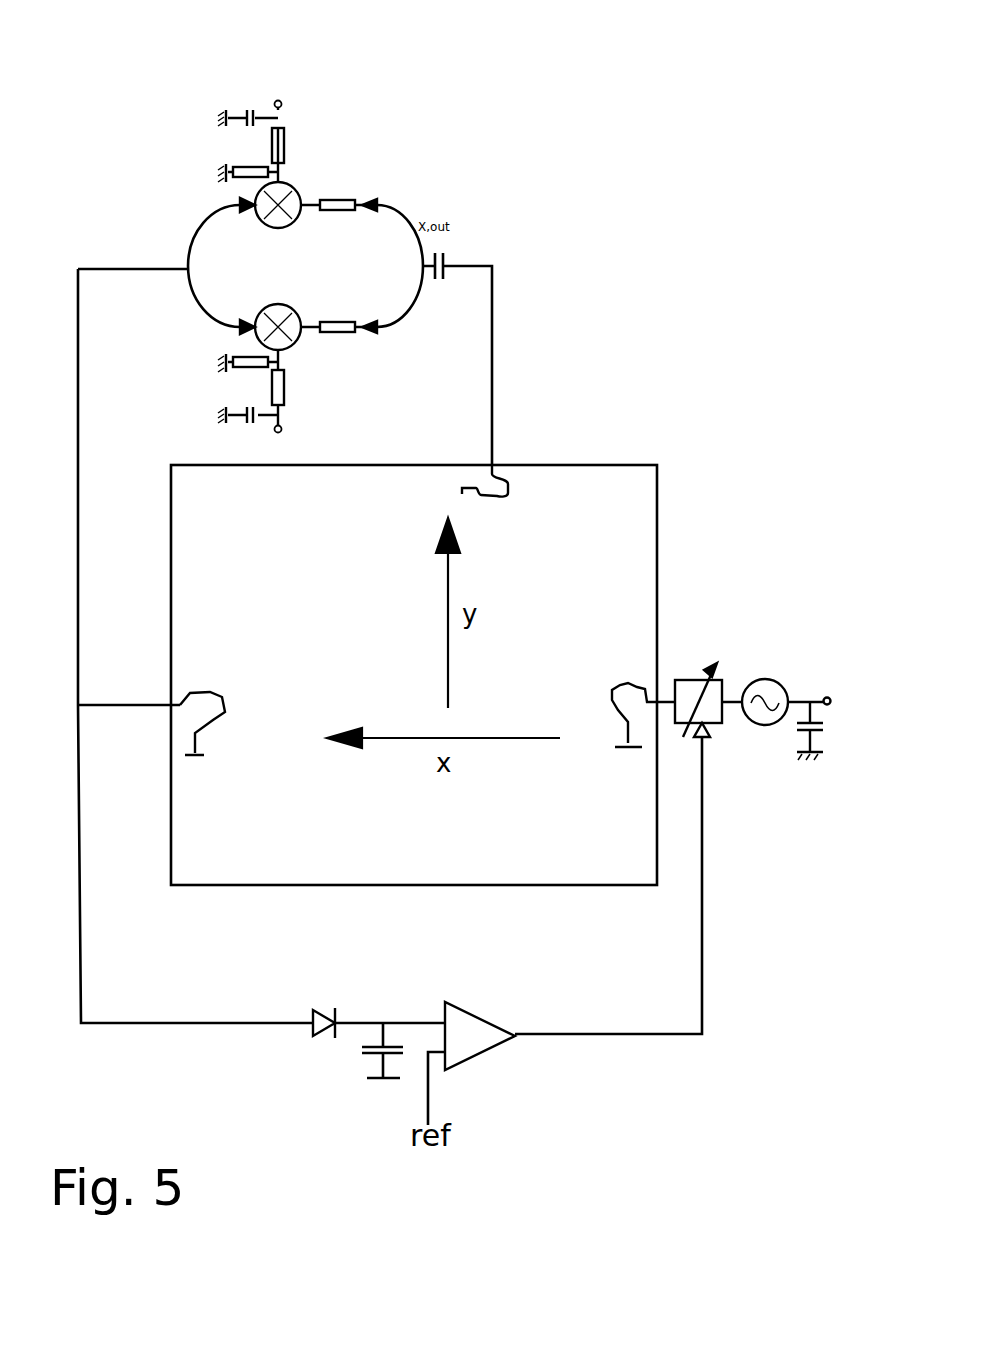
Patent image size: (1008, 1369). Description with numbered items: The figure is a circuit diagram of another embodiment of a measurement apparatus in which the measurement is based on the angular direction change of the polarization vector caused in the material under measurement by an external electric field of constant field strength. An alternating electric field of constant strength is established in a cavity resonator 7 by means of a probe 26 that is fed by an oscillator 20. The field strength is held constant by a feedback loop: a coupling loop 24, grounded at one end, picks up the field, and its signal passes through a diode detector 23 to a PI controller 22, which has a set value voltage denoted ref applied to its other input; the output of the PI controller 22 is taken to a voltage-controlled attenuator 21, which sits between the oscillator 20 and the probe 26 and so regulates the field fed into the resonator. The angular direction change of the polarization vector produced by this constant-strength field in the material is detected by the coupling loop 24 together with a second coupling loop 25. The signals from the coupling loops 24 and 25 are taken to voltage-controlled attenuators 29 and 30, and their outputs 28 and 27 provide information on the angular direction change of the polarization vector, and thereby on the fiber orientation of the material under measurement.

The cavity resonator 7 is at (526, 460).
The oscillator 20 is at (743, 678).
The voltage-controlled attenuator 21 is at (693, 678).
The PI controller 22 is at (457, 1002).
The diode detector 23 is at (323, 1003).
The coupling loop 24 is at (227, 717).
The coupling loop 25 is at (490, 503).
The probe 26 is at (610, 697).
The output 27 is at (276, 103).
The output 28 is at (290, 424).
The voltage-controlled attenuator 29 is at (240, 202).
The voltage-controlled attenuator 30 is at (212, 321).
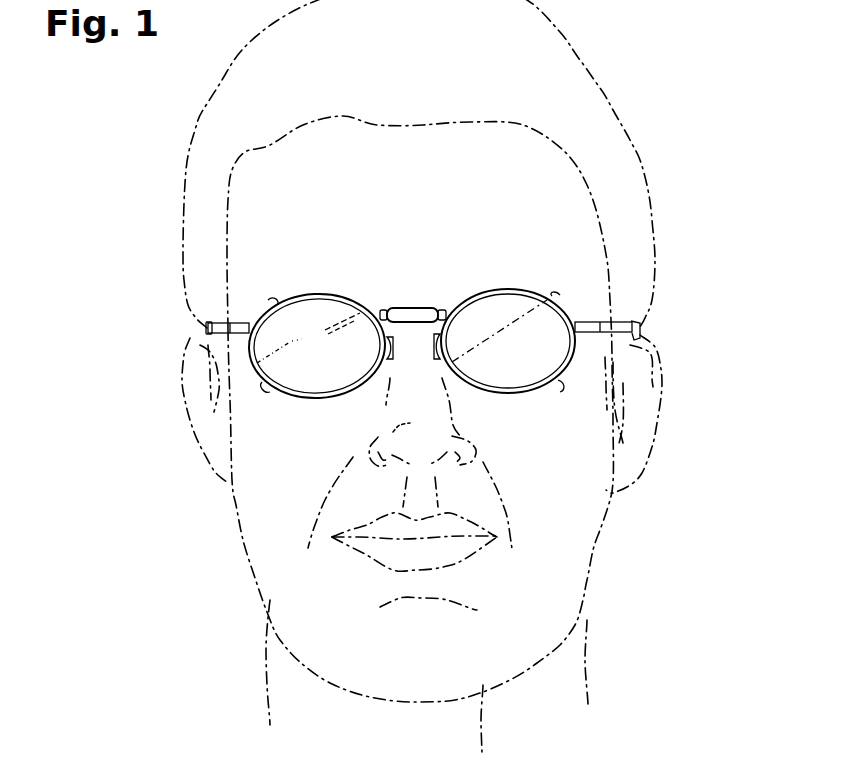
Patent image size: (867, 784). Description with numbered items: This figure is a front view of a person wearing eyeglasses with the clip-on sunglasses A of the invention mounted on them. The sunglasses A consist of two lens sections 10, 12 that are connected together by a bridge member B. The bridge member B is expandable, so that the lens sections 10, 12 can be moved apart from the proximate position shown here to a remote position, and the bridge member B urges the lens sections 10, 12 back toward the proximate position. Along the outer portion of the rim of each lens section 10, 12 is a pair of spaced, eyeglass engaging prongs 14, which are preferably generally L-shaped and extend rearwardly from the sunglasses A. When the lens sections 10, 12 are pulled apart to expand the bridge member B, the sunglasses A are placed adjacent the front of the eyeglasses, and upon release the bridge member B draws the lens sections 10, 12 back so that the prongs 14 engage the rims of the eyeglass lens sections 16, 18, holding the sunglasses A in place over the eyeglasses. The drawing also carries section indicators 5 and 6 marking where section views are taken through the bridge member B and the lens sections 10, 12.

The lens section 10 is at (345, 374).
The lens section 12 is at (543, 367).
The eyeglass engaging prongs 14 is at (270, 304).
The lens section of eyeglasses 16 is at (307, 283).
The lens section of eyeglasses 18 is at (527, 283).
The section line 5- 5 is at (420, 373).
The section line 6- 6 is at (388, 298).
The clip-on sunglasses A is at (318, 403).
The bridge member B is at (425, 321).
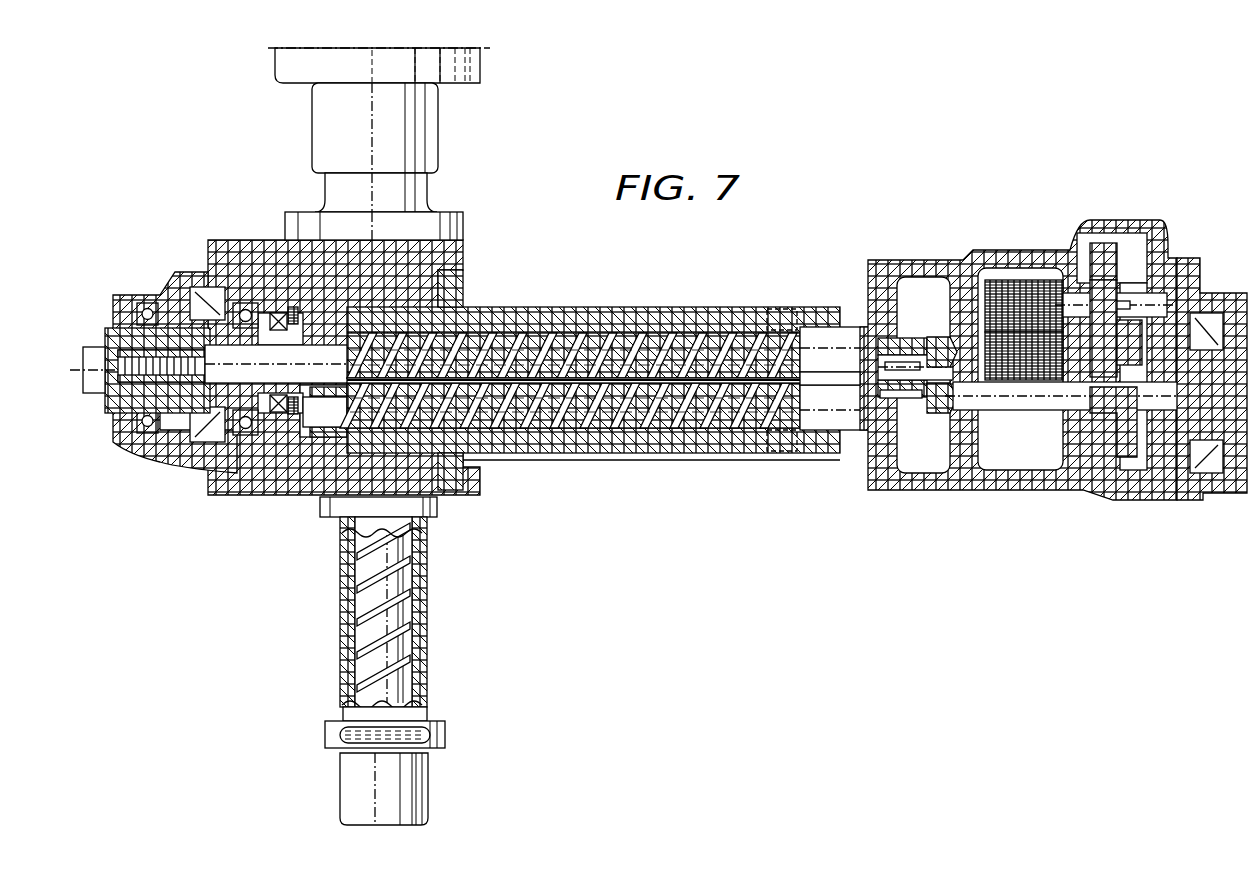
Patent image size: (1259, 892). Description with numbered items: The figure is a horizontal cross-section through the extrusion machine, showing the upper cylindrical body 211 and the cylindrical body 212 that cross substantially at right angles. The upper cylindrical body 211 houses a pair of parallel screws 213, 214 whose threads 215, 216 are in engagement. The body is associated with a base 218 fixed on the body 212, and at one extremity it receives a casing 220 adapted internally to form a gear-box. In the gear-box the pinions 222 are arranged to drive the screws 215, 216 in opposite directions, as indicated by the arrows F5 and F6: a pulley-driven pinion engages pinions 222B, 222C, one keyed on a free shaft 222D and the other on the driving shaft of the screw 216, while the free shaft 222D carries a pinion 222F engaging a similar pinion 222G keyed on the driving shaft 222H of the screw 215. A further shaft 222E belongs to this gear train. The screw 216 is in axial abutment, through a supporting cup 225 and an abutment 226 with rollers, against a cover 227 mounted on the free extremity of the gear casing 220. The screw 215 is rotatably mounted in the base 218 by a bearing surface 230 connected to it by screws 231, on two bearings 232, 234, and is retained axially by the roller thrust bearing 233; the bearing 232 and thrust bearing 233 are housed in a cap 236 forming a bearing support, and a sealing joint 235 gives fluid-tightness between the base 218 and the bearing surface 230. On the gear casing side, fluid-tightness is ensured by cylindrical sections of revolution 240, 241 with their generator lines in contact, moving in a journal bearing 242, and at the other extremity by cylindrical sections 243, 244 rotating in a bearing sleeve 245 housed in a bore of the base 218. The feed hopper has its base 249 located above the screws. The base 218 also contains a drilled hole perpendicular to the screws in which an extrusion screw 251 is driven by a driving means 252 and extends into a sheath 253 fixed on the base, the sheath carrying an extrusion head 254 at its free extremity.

■ Written request: Show every line of the entries above that contains the word "lens". Case counts.

■ Worked answer:
Patent image size: (867, 784). Description with numbered items: This figure is a front view of a person wearing eyeglasses with the clip-on sunglasses A of the invention mounted on them. The sunglasses A consist of two lens sections 10, 12 that are connected together by a bridge member B. The bridge member B is expandable, so that the lens sections 10, 12 can be moved apart from the proximate position shown here to a remote position, and the bridge member B urges the lens sections 10, 12 back toward the proximate position. Along the outer portion of the rim of each lens section 10, 12 is a pair of spaced, eyeglass engaging prongs 14, which are preferably generally L-shaped and extend rearwardly from the sunglasses A. When the lens sections 10, 12 are pulled apart to expand the bridge member B, the sunglasses A are placed adjacent the front of the eyeglasses, and upon release the bridge member B draws the lens sections 10, 12 back so that the prongs 14 engage the rims of the eyeglass lens sections 16, 18, holding the sunglasses A in place over the eyeglasses. The drawing also carries section indicators 5 and 6 marking where section views are taken through the bridge member B and the lens sections 10, 12.
The lens section 10 is at (345, 374).
The lens section 12 is at (543, 367).
The lens section of eyeglasses 16 is at (307, 283).
The lens section of eyeglasses 18 is at (527, 283).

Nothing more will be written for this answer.